*DATA FOR PROCESSING:*

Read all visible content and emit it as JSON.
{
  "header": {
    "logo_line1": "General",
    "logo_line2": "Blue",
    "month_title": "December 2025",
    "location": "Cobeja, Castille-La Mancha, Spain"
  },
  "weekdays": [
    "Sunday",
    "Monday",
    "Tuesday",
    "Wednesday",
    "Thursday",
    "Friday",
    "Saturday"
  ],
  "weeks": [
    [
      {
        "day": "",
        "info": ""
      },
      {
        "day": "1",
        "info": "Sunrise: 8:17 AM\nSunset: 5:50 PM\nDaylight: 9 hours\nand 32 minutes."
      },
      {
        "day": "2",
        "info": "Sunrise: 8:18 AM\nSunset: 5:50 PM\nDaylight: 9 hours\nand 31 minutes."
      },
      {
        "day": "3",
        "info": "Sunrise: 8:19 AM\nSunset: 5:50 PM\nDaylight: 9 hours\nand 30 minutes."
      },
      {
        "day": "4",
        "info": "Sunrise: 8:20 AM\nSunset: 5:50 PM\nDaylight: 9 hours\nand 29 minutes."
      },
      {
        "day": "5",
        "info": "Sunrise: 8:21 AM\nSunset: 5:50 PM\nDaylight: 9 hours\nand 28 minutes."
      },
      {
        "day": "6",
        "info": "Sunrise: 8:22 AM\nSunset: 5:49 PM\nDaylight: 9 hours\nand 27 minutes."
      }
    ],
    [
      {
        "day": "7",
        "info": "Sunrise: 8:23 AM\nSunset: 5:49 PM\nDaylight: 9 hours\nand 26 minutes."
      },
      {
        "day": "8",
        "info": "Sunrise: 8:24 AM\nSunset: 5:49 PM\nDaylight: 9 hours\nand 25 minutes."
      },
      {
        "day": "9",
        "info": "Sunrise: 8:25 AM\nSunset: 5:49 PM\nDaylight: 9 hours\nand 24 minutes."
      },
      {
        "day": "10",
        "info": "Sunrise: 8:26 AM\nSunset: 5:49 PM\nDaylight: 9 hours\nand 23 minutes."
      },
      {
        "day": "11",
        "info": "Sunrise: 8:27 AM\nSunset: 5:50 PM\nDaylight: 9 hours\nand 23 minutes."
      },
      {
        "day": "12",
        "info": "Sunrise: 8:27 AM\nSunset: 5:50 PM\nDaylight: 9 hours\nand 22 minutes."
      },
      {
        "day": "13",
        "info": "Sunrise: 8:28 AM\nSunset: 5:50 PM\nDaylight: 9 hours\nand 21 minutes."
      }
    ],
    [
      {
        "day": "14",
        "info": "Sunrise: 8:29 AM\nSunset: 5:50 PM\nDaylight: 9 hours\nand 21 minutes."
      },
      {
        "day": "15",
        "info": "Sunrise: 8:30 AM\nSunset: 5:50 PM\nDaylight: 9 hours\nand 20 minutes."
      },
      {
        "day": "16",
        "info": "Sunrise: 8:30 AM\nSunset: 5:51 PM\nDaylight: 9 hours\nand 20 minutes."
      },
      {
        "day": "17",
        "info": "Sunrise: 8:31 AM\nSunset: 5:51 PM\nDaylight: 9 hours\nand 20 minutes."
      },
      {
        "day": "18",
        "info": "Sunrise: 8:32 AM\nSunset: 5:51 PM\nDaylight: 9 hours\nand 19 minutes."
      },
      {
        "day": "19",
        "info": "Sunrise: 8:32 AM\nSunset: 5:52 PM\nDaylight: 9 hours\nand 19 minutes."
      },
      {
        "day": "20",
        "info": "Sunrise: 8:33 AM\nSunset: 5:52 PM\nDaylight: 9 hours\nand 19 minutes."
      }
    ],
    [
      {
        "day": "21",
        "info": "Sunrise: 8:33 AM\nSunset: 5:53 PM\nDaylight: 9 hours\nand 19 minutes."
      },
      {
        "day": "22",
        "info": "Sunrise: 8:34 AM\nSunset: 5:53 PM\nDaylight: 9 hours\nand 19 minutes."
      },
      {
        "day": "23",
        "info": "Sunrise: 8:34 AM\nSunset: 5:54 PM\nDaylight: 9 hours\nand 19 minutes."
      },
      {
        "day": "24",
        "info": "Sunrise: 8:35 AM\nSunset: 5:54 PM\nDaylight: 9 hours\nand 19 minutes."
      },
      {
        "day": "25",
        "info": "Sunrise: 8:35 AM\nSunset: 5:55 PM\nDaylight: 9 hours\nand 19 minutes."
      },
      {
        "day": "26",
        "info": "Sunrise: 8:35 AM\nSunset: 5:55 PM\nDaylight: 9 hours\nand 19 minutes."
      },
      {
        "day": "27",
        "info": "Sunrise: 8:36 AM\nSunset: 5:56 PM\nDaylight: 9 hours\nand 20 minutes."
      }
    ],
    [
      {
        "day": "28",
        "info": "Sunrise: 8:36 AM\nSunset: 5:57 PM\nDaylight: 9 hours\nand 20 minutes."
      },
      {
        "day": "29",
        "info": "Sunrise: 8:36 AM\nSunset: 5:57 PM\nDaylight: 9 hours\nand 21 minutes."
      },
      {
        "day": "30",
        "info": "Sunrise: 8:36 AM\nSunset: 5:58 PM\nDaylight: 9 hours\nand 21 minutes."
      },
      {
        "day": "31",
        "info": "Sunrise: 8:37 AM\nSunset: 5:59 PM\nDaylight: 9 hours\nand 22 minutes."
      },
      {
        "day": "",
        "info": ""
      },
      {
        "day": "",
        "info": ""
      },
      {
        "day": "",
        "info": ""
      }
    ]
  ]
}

*TASK REQUIREMENTS:*
The records above must be output exactly, in full.

*WRITTEN ANSWER:*
Read all visible content and emit it as JSON.
{
  "header": {
    "logo_line1": "General",
    "logo_line2": "Blue",
    "month_title": "December 2025",
    "location": "Cobeja, Castille-La Mancha, Spain"
  },
  "weekdays": [
    "Sunday",
    "Monday",
    "Tuesday",
    "Wednesday",
    "Thursday",
    "Friday",
    "Saturday"
  ],
  "weeks": [
    [
      {
        "day": "",
        "info": ""
      },
      {
        "day": "1",
        "info": "Sunrise: 8:17 AM\nSunset: 5:50 PM\nDaylight: 9 hours\nand 32 minutes."
      },
      {
        "day": "2",
        "info": "Sunrise: 8:18 AM\nSunset: 5:50 PM\nDaylight: 9 hours\nand 31 minutes."
      },
      {
        "day": "3",
        "info": "Sunrise: 8:19 AM\nSunset: 5:50 PM\nDaylight: 9 hours\nand 30 minutes."
      },
      {
        "day": "4",
        "info": "Sunrise: 8:20 AM\nSunset: 5:50 PM\nDaylight: 9 hours\nand 29 minutes."
      },
      {
        "day": "5",
        "info": "Sunrise: 8:21 AM\nSunset: 5:50 PM\nDaylight: 9 hours\nand 28 minutes."
      },
      {
        "day": "6",
        "info": "Sunrise: 8:22 AM\nSunset: 5:49 PM\nDaylight: 9 hours\nand 27 minutes."
      }
    ],
    [
      {
        "day": "7",
        "info": "Sunrise: 8:23 AM\nSunset: 5:49 PM\nDaylight: 9 hours\nand 26 minutes."
      },
      {
        "day": "8",
        "info": "Sunrise: 8:24 AM\nSunset: 5:49 PM\nDaylight: 9 hours\nand 25 minutes."
      },
      {
        "day": "9",
        "info": "Sunrise: 8:25 AM\nSunset: 5:49 PM\nDaylight: 9 hours\nand 24 minutes."
      },
      {
        "day": "10",
        "info": "Sunrise: 8:26 AM\nSunset: 5:49 PM\nDaylight: 9 hours\nand 23 minutes."
      },
      {
        "day": "11",
        "info": "Sunrise: 8:27 AM\nSunset: 5:50 PM\nDaylight: 9 hours\nand 23 minutes."
      },
      {
        "day": "12",
        "info": "Sunrise: 8:27 AM\nSunset: 5:50 PM\nDaylight: 9 hours\nand 22 minutes."
      },
      {
        "day": "13",
        "info": "Sunrise: 8:28 AM\nSunset: 5:50 PM\nDaylight: 9 hours\nand 21 minutes."
      }
    ],
    [
      {
        "day": "14",
        "info": "Sunrise: 8:29 AM\nSunset: 5:50 PM\nDaylight: 9 hours\nand 21 minutes."
      },
      {
        "day": "15",
        "info": "Sunrise: 8:30 AM\nSunset: 5:50 PM\nDaylight: 9 hours\nand 20 minutes."
      },
      {
        "day": "16",
        "info": "Sunrise: 8:30 AM\nSunset: 5:51 PM\nDaylight: 9 hours\nand 20 minutes."
      },
      {
        "day": "17",
        "info": "Sunrise: 8:31 AM\nSunset: 5:51 PM\nDaylight: 9 hours\nand 20 minutes."
      },
      {
        "day": "18",
        "info": "Sunrise: 8:32 AM\nSunset: 5:51 PM\nDaylight: 9 hours\nand 19 minutes."
      },
      {
        "day": "19",
        "info": "Sunrise: 8:32 AM\nSunset: 5:52 PM\nDaylight: 9 hours\nand 19 minutes."
      },
      {
        "day": "20",
        "info": "Sunrise: 8:33 AM\nSunset: 5:52 PM\nDaylight: 9 hours\nand 19 minutes."
      }
    ],
    [
      {
        "day": "21",
        "info": "Sunrise: 8:33 AM\nSunset: 5:53 PM\nDaylight: 9 hours\nand 19 minutes."
      },
      {
        "day": "22",
        "info": "Sunrise: 8:34 AM\nSunset: 5:53 PM\nDaylight: 9 hours\nand 19 minutes."
      },
      {
        "day": "23",
        "info": "Sunrise: 8:34 AM\nSunset: 5:54 PM\nDaylight: 9 hours\nand 19 minutes."
      },
      {
        "day": "24",
        "info": "Sunrise: 8:35 AM\nSunset: 5:54 PM\nDaylight: 9 hours\nand 19 minutes."
      },
      {
        "day": "25",
        "info": "Sunrise: 8:35 AM\nSunset: 5:55 PM\nDaylight: 9 hours\nand 19 minutes."
      },
      {
        "day": "26",
        "info": "Sunrise: 8:35 AM\nSunset: 5:55 PM\nDaylight: 9 hours\nand 19 minutes."
      },
      {
        "day": "27",
        "info": "Sunrise: 8:36 AM\nSunset: 5:56 PM\nDaylight: 9 hours\nand 20 minutes."
      }
    ],
    [
      {
        "day": "28",
        "info": "Sunrise: 8:36 AM\nSunset: 5:57 PM\nDaylight: 9 hours\nand 20 minutes."
      },
      {
        "day": "29",
        "info": "Sunrise: 8:36 AM\nSunset: 5:57 PM\nDaylight: 9 hours\nand 21 minutes."
      },
      {
        "day": "30",
        "info": "Sunrise: 8:36 AM\nSunset: 5:58 PM\nDaylight: 9 hours\nand 21 minutes."
      },
      {
        "day": "31",
        "info": "Sunrise: 8:37 AM\nSunset: 5:59 PM\nDaylight: 9 hours\nand 22 minutes."
      },
      {
        "day": "",
        "info": ""
      },
      {
        "day": "",
        "info": ""
      },
      {
        "day": "",
        "info": ""
      }
    ]
  ]
}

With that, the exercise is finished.